- [Document section]
——————————

For the reasons stated, we are of the opinion the acts of the 1951 Legislature attempting a diversion of these trust funds to the general fund for general purposes were clearly unconstitutional and mere nullities.
It appears the trusts are contributing several hundred dollars each month, however, to the upkeep of the quarters they occupy in the capitol buildings, as shown by an exhibit in the case. As no complaint is made of such payment, its legality is not determined here.
The contention of the respondents that the moneys have been largely spent and cannot be restored is without merit. It is agreed that at the close of the 40th fiscal year on June 30, 1952, there was a balance in the general fund of more than one million dollars, and on November 1, 1952, there was considerably more in the fund. The balance was increased by the amounts diverted from the trust fund, and it will be an easy matter for the treasurer to credit such amounts back to the various trust funds from which they were wrongfully taken.

——————————

- [Information given]
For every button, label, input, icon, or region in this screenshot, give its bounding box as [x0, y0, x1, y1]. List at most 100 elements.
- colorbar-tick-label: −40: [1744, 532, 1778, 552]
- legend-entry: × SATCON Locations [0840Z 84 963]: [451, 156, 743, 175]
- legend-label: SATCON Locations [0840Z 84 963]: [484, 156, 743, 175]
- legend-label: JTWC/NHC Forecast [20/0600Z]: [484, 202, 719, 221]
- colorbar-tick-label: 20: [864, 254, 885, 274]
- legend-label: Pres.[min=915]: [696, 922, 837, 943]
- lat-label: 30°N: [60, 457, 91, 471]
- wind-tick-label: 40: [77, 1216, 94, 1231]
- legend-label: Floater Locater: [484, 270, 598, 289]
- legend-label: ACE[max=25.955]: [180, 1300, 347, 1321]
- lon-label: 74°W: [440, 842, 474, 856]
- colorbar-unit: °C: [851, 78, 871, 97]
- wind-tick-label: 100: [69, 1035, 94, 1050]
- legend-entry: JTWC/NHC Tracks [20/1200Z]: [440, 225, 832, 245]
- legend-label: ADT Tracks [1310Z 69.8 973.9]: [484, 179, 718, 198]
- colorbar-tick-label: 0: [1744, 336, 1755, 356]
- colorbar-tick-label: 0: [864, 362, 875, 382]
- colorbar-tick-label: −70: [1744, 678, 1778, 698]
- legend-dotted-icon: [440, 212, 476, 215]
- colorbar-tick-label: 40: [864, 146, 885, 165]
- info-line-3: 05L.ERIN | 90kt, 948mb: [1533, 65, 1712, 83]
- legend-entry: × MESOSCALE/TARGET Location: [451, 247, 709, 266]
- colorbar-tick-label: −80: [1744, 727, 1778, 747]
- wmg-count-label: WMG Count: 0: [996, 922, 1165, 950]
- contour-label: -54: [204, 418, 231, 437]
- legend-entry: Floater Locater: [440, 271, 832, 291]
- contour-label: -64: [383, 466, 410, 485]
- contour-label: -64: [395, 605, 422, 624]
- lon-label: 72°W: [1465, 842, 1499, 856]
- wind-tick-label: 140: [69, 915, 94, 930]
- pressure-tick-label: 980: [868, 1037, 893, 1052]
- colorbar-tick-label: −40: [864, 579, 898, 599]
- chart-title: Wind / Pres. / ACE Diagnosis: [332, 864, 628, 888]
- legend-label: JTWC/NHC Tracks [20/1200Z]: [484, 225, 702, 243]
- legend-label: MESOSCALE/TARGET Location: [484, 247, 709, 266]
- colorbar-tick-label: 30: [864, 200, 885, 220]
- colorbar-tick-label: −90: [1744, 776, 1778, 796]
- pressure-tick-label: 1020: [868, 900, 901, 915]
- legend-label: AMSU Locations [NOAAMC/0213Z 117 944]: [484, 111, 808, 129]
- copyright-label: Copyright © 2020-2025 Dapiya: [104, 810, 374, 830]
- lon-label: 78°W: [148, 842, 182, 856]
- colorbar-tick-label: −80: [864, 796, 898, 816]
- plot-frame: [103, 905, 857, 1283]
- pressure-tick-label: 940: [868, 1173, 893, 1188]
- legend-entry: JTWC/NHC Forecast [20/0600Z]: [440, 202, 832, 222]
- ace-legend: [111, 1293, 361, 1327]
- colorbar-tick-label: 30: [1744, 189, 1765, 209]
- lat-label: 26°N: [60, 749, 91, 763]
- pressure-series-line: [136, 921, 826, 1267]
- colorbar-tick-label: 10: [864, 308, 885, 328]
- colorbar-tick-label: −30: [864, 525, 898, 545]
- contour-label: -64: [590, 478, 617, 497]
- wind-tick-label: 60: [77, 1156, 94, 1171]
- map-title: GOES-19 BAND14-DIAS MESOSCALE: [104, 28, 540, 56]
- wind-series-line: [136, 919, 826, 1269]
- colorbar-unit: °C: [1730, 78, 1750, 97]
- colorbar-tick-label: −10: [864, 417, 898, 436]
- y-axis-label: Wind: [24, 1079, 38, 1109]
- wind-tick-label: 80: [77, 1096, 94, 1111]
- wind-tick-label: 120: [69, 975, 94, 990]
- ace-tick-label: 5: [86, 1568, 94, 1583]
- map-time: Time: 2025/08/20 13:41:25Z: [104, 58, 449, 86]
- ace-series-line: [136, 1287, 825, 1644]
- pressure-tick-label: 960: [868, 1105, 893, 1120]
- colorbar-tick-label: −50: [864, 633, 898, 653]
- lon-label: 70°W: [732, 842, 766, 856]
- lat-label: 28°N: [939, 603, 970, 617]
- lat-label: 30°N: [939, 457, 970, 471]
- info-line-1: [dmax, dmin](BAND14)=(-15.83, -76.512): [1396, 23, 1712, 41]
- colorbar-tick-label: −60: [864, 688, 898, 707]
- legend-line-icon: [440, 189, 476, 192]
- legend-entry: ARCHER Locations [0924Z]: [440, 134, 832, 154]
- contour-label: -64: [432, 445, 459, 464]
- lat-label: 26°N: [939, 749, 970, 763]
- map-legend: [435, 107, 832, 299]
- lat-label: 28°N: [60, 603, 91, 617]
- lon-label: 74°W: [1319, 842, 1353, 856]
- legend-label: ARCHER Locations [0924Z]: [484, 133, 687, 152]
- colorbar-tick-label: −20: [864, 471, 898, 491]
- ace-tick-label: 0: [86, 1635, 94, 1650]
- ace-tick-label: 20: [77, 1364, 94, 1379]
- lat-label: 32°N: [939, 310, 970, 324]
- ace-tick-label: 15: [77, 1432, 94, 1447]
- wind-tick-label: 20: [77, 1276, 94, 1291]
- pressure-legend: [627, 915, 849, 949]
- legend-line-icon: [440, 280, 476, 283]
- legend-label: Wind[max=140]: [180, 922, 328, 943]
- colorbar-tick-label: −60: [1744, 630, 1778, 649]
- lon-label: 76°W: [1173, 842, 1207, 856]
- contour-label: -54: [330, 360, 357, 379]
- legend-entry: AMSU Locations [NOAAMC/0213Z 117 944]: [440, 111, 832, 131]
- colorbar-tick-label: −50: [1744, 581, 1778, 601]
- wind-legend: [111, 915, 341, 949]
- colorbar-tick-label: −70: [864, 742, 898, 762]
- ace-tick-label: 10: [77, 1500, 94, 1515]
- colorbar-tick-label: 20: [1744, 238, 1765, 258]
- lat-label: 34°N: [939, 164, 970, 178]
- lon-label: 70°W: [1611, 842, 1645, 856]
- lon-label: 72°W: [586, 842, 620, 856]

——————————

- [Directions]
**a.** Edit the opinion on the diverted trust funds from "It appears the" to "were wrongfully taken.", replacing "treasurer" with "state auditor".
**b.** Translate this sentence from the opinion on the diverted trust funds into Spanish: "The contention of the respondents that the moneys have been largely spent and cannot be restored is without merit."
The lines after the opinion on the diverted trust funds can be disregarded.

- [Solution set]
**a.**
It appears the trusts are contributing several hundred dollars each month, however, to the upkeep of the quarters they occupy in the capitol buildings, as shown by an exhibit in the case. As no complaint is made of such payment, its legality is not determined here.
The contention of the respondents that the moneys have been largely spent and cannot be restored is without merit. It is agreed that at the close of the 40th fiscal year on June 30, 1952, there was a balance in the general fund of more than one million dollars, and on November 1, 1952, there was considerably more in the fund. The balance was increased by the amounts diverted from the trust fund, and it will be an easy matter for the state auditor to credit such amounts back to the various trust funds from which they were wrongfully taken.

**b.** La alegación de los demandados de que los fondos se han gastado en gran parte y no pueden restituirse carece de fundamento.